Extract every line below that contains the word "lambat".
########
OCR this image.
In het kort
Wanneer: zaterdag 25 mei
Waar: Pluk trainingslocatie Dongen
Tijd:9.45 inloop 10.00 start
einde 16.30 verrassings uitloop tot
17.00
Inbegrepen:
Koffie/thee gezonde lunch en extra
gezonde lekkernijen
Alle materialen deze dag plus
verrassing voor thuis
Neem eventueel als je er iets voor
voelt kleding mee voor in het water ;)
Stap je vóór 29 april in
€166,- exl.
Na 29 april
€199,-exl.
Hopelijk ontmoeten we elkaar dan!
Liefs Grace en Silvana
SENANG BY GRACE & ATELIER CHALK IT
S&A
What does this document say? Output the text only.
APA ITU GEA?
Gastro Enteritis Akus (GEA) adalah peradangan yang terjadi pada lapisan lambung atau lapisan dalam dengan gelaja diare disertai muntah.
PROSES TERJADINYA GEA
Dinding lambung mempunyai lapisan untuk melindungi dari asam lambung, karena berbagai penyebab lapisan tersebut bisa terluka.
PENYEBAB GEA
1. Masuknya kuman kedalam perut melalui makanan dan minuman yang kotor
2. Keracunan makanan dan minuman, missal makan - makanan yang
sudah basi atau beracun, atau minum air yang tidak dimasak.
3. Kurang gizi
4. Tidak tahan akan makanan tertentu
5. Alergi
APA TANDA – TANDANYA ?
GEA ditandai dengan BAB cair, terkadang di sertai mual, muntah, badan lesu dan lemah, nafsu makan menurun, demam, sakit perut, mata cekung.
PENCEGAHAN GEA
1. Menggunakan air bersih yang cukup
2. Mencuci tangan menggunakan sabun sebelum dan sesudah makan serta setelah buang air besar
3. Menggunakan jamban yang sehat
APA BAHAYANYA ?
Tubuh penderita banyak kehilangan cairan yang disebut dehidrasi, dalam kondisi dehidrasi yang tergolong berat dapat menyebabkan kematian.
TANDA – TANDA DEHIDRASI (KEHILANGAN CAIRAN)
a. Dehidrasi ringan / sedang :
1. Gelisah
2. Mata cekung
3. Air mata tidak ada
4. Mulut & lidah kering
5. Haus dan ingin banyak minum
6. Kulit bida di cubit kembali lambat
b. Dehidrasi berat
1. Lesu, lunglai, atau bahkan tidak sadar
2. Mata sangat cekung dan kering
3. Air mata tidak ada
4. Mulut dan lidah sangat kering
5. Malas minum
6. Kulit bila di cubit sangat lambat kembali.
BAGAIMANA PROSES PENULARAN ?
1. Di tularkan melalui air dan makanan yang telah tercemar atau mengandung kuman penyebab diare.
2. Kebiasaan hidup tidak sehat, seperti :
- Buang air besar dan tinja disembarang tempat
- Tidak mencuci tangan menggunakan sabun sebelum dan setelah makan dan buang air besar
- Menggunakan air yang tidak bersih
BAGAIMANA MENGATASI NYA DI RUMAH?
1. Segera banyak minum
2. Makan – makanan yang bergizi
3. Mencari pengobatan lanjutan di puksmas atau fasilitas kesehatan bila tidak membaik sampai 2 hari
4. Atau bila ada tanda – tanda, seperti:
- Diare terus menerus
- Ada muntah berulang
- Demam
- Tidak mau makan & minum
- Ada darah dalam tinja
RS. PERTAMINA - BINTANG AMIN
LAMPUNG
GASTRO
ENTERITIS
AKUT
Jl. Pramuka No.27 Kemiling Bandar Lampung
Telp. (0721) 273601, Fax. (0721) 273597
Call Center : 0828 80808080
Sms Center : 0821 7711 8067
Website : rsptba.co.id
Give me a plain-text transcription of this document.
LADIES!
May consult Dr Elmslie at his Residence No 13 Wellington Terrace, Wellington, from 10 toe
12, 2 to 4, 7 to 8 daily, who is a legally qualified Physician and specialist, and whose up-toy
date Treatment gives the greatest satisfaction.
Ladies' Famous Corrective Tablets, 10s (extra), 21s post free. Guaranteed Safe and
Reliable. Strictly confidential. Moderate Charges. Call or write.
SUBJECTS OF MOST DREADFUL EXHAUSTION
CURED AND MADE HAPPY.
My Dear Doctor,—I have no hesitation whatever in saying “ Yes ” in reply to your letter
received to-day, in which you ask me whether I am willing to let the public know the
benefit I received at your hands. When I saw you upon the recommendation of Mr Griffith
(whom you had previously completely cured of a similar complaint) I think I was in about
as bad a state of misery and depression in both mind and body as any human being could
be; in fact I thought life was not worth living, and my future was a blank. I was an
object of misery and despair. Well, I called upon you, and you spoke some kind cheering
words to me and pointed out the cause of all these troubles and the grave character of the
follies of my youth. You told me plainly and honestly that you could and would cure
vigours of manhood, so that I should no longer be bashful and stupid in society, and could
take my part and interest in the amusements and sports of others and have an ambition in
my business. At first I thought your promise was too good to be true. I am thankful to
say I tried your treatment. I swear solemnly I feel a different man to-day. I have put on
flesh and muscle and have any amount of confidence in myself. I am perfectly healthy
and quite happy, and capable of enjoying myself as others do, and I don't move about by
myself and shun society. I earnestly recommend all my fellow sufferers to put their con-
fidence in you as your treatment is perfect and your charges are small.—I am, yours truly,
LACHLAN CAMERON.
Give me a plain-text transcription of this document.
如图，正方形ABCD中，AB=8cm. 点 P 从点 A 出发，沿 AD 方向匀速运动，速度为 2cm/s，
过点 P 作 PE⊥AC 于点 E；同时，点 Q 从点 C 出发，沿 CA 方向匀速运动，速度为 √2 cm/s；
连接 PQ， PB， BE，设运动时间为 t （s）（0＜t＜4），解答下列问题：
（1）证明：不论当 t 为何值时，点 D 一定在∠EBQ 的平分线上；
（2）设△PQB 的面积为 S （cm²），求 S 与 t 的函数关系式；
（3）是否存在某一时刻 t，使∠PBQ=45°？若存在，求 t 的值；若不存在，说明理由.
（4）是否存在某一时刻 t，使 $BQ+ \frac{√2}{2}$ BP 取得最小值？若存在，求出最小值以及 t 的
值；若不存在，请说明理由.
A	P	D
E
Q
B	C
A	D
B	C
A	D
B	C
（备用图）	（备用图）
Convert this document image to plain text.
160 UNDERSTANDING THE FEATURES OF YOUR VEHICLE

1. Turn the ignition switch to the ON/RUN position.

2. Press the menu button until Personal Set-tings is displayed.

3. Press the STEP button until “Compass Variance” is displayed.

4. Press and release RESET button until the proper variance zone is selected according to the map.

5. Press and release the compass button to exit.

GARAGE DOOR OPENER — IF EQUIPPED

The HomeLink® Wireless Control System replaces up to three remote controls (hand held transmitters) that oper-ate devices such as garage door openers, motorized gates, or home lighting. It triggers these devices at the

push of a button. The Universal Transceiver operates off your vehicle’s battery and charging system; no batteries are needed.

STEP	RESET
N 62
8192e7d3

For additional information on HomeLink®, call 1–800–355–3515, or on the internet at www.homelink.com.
########
[TASK SOLUTION]
6. Kulit bida di cubit kembali lambat
6. Kulit bila di cubit sangat lambat kembali.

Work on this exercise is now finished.